_PROBLEM DESCRIPTION:_
Beginning with the line that contains "Reverse-engineer this chart into JSON.", reproduce the remaining lines of the material exactly, up to and including the last one, but no pictures.

_RECORD SET:_
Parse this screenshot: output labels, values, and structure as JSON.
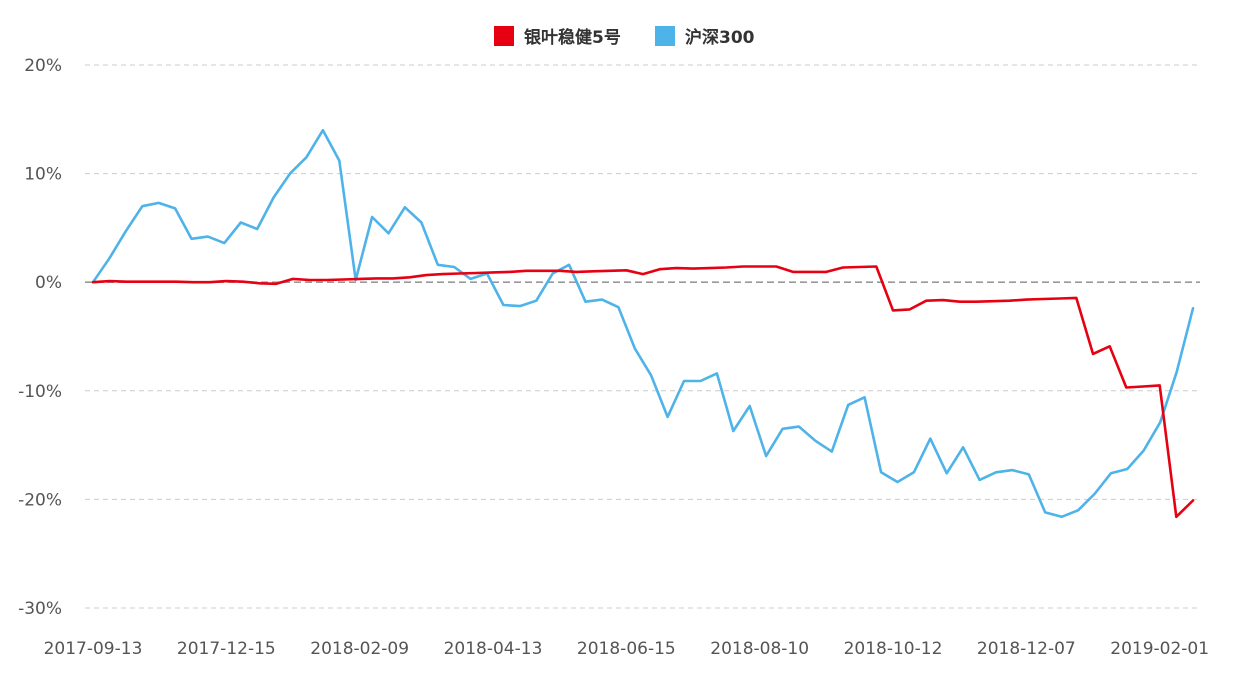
{
  "chart_data": {
    "type": "line",
    "title": "",
    "xlabel": "",
    "ylabel": "",
    "ylim": [
      -30,
      20
    ],
    "y_ticks": [
      20,
      10,
      0,
      -10,
      -20,
      -30
    ],
    "y_tick_labels": [
      "20%",
      "10%",
      "0%",
      "-10%",
      "-20%",
      "-30%"
    ],
    "x_tick_labels": [
      "2017-09-13",
      "2017-12-15",
      "2018-02-09",
      "2018-04-13",
      "2018-06-15",
      "2018-08-10",
      "2018-10-12",
      "2018-12-07",
      "2019-02-01"
    ],
    "x_tick_indices": [
      0,
      8,
      16,
      24,
      32,
      40,
      48,
      56,
      64
    ],
    "legend_position": "top-center",
    "grid": true,
    "series": [
      {
        "name": "银叶稳健5号",
        "color": "#e60012",
        "values": [
          0.0,
          0.1,
          0.05,
          0.05,
          0.05,
          0.05,
          0.0,
          0.0,
          0.1,
          0.05,
          -0.1,
          -0.15,
          0.3,
          0.2,
          0.2,
          0.25,
          0.3,
          0.35,
          0.35,
          0.45,
          0.65,
          0.75,
          0.8,
          0.85,
          0.9,
          0.95,
          1.05,
          1.05,
          1.05,
          0.95,
          1.0,
          1.05,
          1.1,
          0.75,
          1.2,
          1.3,
          1.25,
          1.3,
          1.35,
          1.45,
          1.45,
          1.45,
          0.95,
          0.95,
          0.95,
          1.35,
          1.4,
          1.45,
          -2.6,
          -2.5,
          -1.7,
          -1.65,
          -1.8,
          -1.8,
          -1.75,
          -1.7,
          -1.6,
          -1.55,
          -1.5,
          -1.45,
          -6.6,
          -5.9,
          -9.7,
          -9.6,
          -9.5,
          -21.6,
          -20.1
        ]
      },
      {
        "name": "沪深300",
        "color": "#4eb3e8",
        "values": [
          0.0,
          2.2,
          4.7,
          7.0,
          7.3,
          6.8,
          4.0,
          4.2,
          3.6,
          5.5,
          4.9,
          7.8,
          10.0,
          11.5,
          14.0,
          11.2,
          0.2,
          6.0,
          4.5,
          6.9,
          5.5,
          1.6,
          1.4,
          0.3,
          0.8,
          -2.1,
          -2.2,
          -1.7,
          0.8,
          1.6,
          -1.8,
          -1.6,
          -2.3,
          -6.1,
          -8.6,
          -12.4,
          -9.1,
          -9.1,
          -8.4,
          -13.7,
          -11.4,
          -16.0,
          -13.5,
          -13.3,
          -14.6,
          -15.6,
          -11.3,
          -10.6,
          -17.5,
          -18.4,
          -17.5,
          -14.4,
          -17.6,
          -15.2,
          -18.2,
          -17.5,
          -17.3,
          -17.7,
          -21.2,
          -21.6,
          -21.0,
          -19.5,
          -17.6,
          -17.2,
          -15.5,
          -12.9,
          -8.3,
          -2.4
        ]
      }
    ]
  }
}
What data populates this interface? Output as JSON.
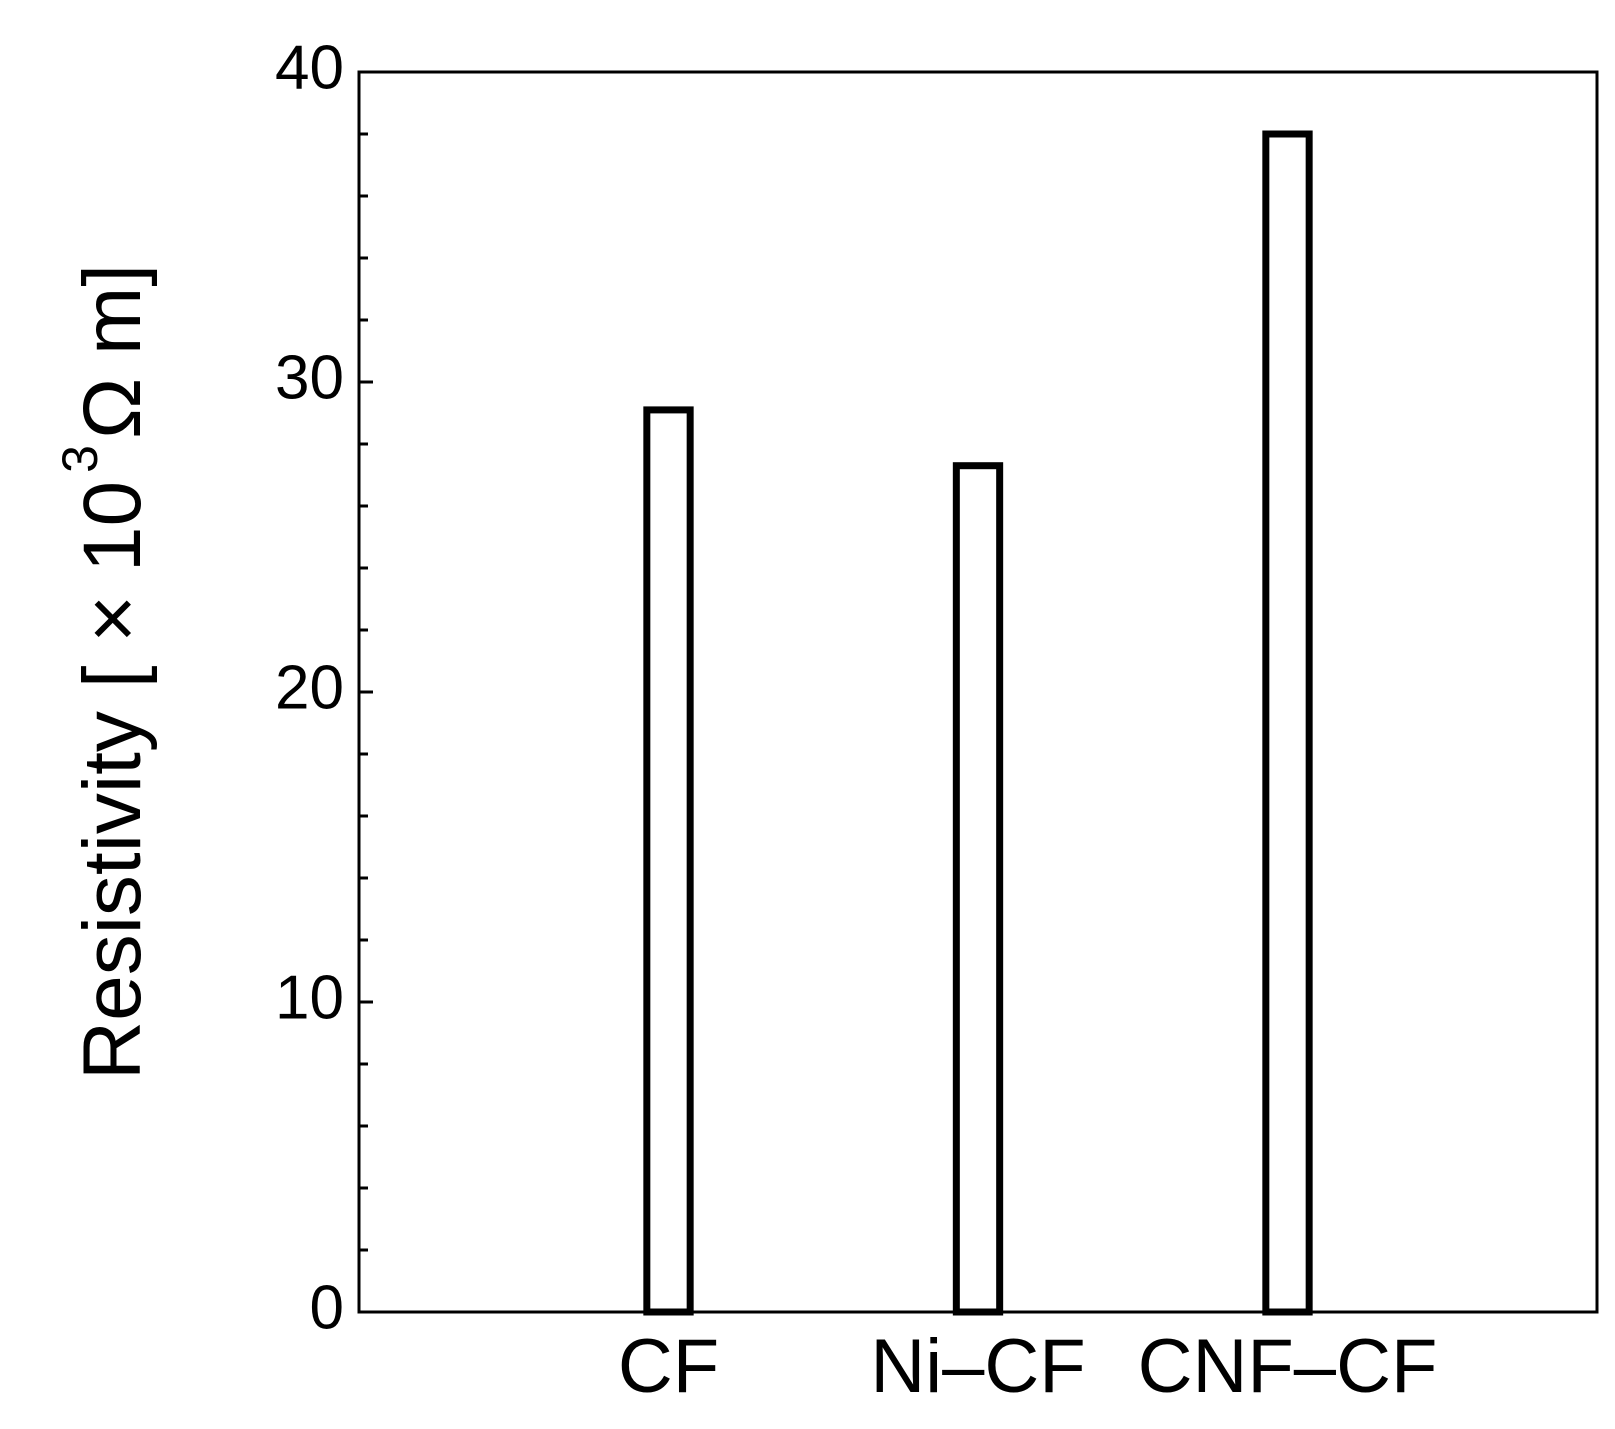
{
  "chart_data": {
    "type": "bar",
    "y_label": {
      "text": "Resistivity [ × 10",
      "superscript": "3",
      "unit": "Ω m]"
    },
    "categories": [
      "CF",
      "Ni–CF",
      "CNF–CF"
    ],
    "values": [
      29.1,
      27.3,
      38.0
    ],
    "color": "#ffffff",
    "edgecolor": "#000000",
    "ylim": [
      0,
      40
    ],
    "yticks": [
      0,
      10,
      20,
      30,
      40
    ],
    "yminorticks": [
      2,
      4,
      6,
      8,
      12,
      14,
      16,
      18,
      22,
      24,
      26,
      28,
      32,
      34,
      36,
      38
    ],
    "grid": false
  }
}
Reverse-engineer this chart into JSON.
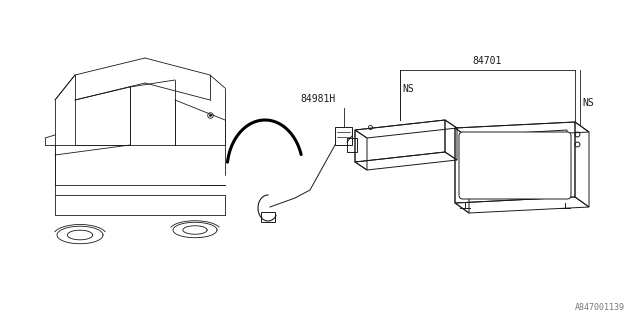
{
  "background_color": "#ffffff",
  "line_color": "#1a1a1a",
  "text_color": "#1a1a1a",
  "label_84701": "84701",
  "label_84981H": "84981H",
  "label_NS1": "NS",
  "label_NS2": "NS",
  "label_footer": "A847001139",
  "figsize": [
    6.4,
    3.2
  ],
  "dpi": 100
}
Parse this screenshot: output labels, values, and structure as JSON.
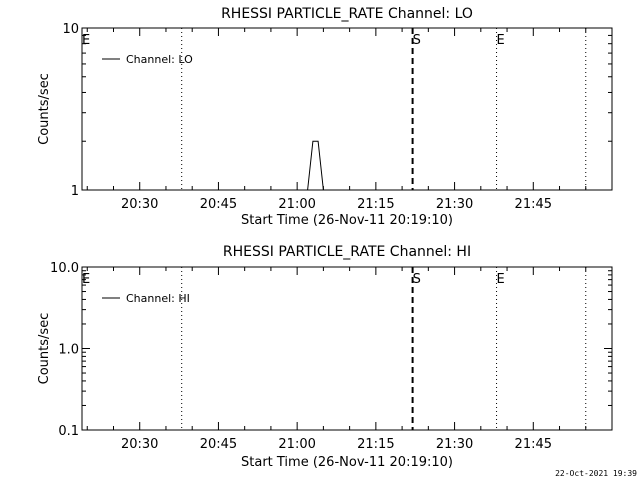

_TASK SOLUTION:_
Reverse-engineer this chart into JSON.
{
  "background_color": "#ffffff",
  "line_color": "#1a1a1a",
  "text_color": "#1a1a1a",
  "label_84701": "84701",
  "label_84981H": "84981H",
  "label_NS1": "NS",
  "label_NS2": "NS",
  "label_footer": "A847001139",
  "figsize": [
    6.4,
    3.2
  ],
  "dpi": 100
}
Parse this screenshot: output labels, values, and structure as JSON.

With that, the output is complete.